Lines of data
※ ※ ※

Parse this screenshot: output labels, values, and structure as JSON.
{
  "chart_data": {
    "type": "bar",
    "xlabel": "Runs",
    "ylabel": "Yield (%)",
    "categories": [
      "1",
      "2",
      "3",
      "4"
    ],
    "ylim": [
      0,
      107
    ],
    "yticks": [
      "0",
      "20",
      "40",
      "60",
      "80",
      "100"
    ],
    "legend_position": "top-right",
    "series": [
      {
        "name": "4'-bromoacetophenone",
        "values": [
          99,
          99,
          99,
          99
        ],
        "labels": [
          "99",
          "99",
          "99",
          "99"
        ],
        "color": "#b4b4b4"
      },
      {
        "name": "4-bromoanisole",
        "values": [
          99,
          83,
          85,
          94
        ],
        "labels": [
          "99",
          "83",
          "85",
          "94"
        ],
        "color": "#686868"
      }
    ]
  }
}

※ ※ ※

→ **EXERCISE BRIEF**: Copy every record exactly, with nothing added or dropped.

→ **THE OUTPUT**:
Parse this screenshot: output labels, values, and structure as JSON.
{
  "chart_data": {
    "type": "bar",
    "xlabel": "Runs",
    "ylabel": "Yield (%)",
    "categories": [
      "1",
      "2",
      "3",
      "4"
    ],
    "ylim": [
      0,
      107
    ],
    "yticks": [
      "0",
      "20",
      "40",
      "60",
      "80",
      "100"
    ],
    "legend_position": "top-right",
    "series": [
      {
        "name": "4'-bromoacetophenone",
        "values": [
          99,
          99,
          99,
          99
        ],
        "labels": [
          "99",
          "99",
          "99",
          "99"
        ],
        "color": "#b4b4b4"
      },
      {
        "name": "4-bromoanisole",
        "values": [
          99,
          83,
          85,
          94
        ],
        "labels": [
          "99",
          "83",
          "85",
          "94"
        ],
        "color": "#686868"
      }
    ]
  }
}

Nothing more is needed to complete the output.